What the task asks
Search the records for "logistics" and copy each line that holds it.

--- --- ---

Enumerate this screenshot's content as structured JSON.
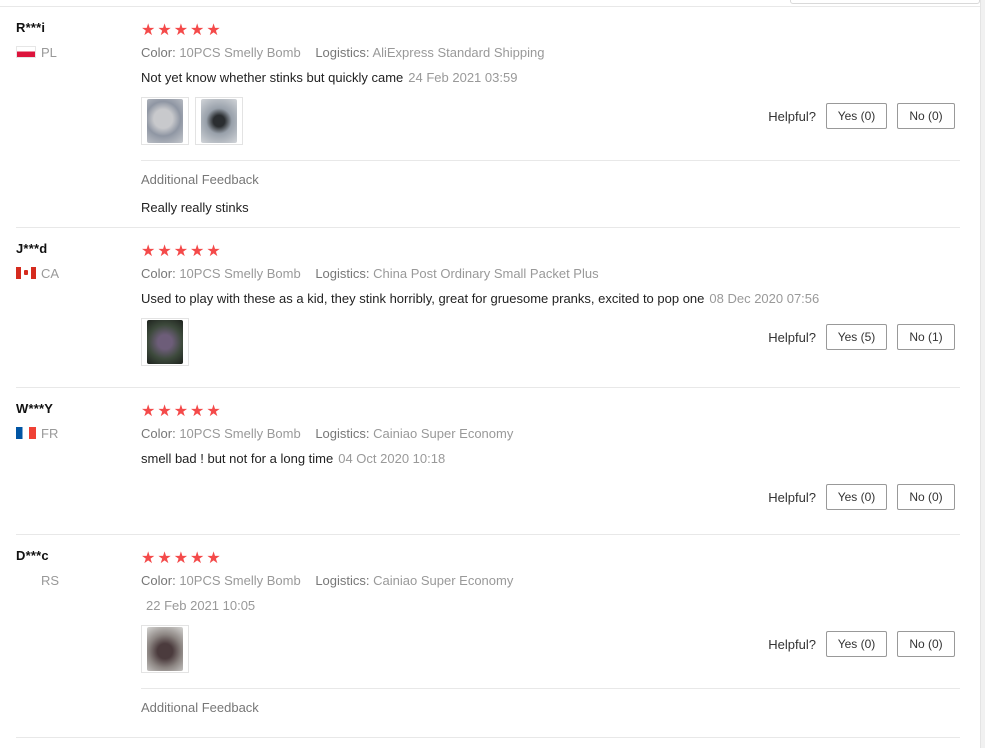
{
  "labels": {
    "color": "Color:",
    "logistics": "Logistics:",
    "helpful": "Helpful?",
    "additional_feedback": "Additional Feedback"
  },
  "colors": {
    "star": "#f44a4a",
    "muted": "#999999"
  },
  "reviews": [
    {
      "user": "R***i",
      "country": "PL",
      "rating": 5,
      "stars": "★★★★★",
      "color": "10PCS Smelly Bomb",
      "logistics": "AliExpress Standard Shipping",
      "text": "Not yet know whether stinks but quickly came",
      "date": "24 Feb 2021 03:59",
      "yes": "Yes (0)",
      "no": "No (0)",
      "additional_feedback": "Really really stinks"
    },
    {
      "user": "J***d",
      "country": "CA",
      "rating": 5,
      "stars": "★★★★★",
      "color": "10PCS Smelly Bomb",
      "logistics": "China Post Ordinary Small Packet Plus",
      "text": "Used to play with these as a kid, they stink horribly, great for gruesome pranks, excited to pop one",
      "date": "08 Dec 2020 07:56",
      "yes": "Yes (5)",
      "no": "No (1)"
    },
    {
      "user": "W***Y",
      "country": "FR",
      "rating": 5,
      "stars": "★★★★★",
      "color": "10PCS Smelly Bomb",
      "logistics": "Cainiao Super Economy",
      "text": "smell bad ! but not for a long time",
      "date": "04 Oct 2020 10:18",
      "yes": "Yes (0)",
      "no": "No (0)"
    },
    {
      "user": "D***c",
      "country": "RS",
      "rating": 5,
      "stars": "★★★★★",
      "color": "10PCS Smelly Bomb",
      "logistics": "Cainiao Super Economy",
      "text": "",
      "date": "22 Feb 2021 10:05",
      "yes": "Yes (0)",
      "no": "No (0)"
    }
  ]
}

--- --- ---

Written response
    "logistics": "Logistics:",
      "logistics": "AliExpress Standard Shipping",
      "logistics": "China Post Ordinary Small Packet Plus",
      "logistics": "Cainiao Super Economy",
      "logistics": "Cainiao Super Economy",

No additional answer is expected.